| Brief |
Return a copy of each line that holds the string "JSON".

[start Dataset rows]

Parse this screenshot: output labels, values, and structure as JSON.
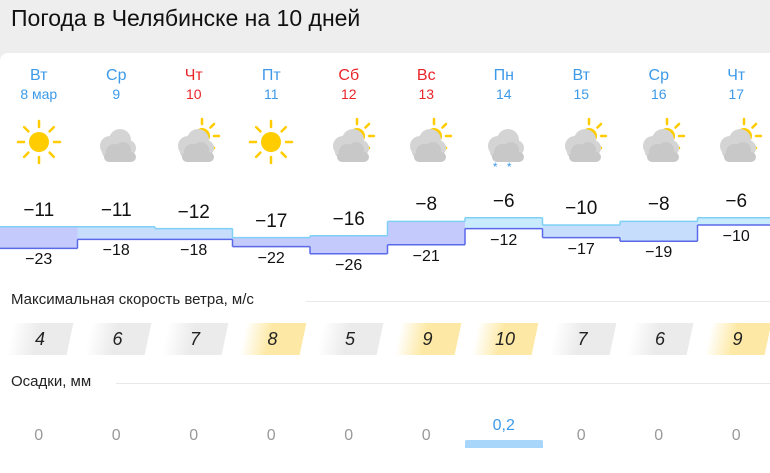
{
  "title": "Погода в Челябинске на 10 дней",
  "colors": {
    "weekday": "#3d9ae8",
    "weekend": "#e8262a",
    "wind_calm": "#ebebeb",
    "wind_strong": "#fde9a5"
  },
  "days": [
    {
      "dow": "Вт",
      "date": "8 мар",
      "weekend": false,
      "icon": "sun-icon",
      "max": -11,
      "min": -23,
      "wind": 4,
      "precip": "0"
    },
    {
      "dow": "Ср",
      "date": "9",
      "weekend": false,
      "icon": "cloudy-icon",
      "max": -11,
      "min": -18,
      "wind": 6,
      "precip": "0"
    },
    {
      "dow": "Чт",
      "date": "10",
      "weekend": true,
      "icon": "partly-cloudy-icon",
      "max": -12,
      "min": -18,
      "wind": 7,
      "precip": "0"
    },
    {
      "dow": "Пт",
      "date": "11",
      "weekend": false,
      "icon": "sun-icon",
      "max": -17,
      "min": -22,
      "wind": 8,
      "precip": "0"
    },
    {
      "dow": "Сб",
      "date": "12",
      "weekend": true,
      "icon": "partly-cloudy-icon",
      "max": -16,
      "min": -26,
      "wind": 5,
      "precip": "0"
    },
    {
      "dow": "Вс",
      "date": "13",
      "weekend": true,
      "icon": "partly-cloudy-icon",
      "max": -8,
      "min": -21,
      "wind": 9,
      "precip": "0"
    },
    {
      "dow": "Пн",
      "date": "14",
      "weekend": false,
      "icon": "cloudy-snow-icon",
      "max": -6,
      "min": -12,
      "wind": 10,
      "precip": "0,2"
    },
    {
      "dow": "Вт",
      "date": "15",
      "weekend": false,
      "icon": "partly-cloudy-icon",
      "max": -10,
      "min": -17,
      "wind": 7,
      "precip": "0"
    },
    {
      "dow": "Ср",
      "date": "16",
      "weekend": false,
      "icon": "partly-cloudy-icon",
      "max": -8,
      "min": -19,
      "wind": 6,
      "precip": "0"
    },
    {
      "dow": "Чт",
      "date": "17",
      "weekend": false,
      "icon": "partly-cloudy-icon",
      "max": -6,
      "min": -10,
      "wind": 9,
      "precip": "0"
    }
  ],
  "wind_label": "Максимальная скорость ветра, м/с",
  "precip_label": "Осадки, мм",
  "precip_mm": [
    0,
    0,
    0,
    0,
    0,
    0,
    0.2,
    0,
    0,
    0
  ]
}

[end Dataset rows]
[start Dataset rows]

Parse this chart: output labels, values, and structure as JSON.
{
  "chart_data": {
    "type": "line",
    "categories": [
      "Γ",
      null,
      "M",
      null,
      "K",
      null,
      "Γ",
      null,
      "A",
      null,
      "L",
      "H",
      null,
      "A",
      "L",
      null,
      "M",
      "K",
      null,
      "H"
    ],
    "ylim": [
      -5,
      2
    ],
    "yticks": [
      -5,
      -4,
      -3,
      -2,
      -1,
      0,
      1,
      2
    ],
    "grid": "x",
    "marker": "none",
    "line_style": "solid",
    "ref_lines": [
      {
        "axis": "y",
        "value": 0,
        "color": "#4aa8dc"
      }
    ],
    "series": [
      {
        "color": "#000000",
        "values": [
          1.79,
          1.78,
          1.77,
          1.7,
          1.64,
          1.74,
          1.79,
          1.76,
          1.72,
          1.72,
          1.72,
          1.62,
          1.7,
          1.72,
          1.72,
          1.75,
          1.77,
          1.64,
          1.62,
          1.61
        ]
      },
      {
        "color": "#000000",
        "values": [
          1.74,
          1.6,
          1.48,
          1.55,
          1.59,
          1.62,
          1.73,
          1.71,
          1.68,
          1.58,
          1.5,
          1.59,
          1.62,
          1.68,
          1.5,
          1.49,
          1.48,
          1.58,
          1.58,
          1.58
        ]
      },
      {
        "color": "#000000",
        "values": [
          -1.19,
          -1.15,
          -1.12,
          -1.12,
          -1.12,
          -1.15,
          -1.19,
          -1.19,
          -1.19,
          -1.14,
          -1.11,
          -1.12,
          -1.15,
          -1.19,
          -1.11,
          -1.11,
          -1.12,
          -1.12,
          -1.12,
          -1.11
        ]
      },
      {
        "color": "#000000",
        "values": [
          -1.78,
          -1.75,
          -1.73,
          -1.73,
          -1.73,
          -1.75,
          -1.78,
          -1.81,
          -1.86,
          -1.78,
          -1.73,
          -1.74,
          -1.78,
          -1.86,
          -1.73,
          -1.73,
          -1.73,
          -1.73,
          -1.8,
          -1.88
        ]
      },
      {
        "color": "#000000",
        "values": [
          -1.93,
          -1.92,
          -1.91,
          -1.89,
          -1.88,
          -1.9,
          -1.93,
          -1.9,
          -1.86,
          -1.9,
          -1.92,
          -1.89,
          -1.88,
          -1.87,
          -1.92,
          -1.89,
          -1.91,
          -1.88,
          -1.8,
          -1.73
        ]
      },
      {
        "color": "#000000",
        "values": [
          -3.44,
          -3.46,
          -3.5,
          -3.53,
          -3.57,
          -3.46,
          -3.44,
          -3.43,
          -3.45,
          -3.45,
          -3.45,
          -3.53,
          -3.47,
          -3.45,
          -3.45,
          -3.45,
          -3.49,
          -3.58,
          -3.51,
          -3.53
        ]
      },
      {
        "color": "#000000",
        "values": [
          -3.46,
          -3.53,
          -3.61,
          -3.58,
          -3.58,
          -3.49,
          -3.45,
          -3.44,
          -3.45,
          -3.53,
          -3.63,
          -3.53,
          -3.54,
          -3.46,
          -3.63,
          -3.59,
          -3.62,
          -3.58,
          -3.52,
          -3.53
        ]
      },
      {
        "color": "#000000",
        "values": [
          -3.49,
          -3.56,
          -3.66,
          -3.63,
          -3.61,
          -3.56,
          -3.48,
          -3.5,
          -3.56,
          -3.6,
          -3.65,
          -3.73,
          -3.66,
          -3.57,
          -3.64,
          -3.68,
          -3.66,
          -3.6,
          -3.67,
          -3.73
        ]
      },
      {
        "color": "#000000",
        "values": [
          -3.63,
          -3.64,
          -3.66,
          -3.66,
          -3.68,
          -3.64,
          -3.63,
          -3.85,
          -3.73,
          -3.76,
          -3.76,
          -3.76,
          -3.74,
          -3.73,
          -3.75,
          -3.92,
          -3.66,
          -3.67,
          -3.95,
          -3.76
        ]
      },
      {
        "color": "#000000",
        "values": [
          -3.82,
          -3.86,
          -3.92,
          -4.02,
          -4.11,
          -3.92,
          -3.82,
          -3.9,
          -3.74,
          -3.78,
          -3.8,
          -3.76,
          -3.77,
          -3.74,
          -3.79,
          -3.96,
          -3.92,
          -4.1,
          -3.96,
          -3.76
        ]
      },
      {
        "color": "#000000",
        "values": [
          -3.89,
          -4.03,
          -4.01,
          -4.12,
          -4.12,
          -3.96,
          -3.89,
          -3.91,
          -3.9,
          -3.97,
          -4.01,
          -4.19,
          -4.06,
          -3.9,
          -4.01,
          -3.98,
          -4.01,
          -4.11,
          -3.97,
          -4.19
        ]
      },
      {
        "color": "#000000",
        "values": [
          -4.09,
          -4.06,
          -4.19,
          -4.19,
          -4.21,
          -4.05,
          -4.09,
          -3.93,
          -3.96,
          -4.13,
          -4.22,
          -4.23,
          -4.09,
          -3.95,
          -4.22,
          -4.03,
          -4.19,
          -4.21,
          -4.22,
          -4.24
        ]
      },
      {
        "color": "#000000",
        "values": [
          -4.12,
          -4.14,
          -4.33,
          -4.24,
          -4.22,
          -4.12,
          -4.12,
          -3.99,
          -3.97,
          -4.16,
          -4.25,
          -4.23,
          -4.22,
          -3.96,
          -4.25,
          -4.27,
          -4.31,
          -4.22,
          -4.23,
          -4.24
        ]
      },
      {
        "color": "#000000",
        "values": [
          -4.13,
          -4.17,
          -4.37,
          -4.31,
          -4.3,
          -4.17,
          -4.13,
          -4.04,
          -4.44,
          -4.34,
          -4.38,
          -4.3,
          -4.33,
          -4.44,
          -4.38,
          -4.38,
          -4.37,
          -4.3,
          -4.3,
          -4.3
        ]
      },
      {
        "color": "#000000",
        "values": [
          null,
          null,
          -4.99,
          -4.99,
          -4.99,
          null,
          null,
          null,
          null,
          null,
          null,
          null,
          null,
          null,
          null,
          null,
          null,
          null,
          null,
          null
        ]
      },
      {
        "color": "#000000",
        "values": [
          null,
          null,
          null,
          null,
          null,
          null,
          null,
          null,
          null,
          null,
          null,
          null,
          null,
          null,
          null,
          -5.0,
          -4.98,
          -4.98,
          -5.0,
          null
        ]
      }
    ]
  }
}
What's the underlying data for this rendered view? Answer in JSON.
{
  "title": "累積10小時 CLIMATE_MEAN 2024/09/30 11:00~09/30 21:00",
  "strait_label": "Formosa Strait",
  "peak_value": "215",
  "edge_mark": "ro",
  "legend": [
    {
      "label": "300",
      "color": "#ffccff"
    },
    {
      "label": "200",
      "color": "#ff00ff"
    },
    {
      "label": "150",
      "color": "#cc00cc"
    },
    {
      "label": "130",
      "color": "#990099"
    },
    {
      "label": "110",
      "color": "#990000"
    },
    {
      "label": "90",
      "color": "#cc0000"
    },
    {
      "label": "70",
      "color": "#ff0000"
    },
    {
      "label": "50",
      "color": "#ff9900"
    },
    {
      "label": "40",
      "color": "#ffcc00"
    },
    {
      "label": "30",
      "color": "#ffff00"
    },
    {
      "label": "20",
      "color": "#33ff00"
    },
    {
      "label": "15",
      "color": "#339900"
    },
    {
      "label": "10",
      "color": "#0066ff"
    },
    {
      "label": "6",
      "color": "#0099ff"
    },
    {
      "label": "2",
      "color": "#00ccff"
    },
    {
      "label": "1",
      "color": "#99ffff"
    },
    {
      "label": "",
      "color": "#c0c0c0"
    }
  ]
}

[end Dataset rows]
[start Dataset rows]

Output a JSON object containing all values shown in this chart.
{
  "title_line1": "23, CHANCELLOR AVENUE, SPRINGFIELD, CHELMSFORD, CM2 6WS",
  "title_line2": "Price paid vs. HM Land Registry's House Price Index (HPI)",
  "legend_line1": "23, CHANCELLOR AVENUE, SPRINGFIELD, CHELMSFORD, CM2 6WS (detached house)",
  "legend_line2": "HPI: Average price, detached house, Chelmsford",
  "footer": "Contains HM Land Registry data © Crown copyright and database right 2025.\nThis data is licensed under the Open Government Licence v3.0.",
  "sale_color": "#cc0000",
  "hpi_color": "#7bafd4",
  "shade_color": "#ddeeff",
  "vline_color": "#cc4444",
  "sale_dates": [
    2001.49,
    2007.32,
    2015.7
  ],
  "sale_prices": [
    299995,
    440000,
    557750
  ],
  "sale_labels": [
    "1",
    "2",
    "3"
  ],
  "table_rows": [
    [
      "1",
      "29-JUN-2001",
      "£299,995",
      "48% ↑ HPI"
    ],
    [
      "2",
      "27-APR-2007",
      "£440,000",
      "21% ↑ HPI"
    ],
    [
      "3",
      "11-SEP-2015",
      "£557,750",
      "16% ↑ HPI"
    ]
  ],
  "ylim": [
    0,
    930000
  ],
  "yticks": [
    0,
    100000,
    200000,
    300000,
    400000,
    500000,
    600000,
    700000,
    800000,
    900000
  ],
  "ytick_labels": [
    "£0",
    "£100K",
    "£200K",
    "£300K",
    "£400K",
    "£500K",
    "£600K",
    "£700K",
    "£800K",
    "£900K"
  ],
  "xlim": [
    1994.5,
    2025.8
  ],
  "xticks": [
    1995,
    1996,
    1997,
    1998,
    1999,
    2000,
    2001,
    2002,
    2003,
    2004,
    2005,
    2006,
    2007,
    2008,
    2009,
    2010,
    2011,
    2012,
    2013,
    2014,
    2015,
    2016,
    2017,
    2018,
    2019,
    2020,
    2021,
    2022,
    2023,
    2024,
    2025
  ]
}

[end Dataset rows]

| Answer below |
Parse this screenshot: output labels, values, and structure as JSON.
Parse this chart: output labels, values, and structure as JSON.
What's the underlying data for this rendered view? Answer in JSON.
Output a JSON object containing all values shown in this chart.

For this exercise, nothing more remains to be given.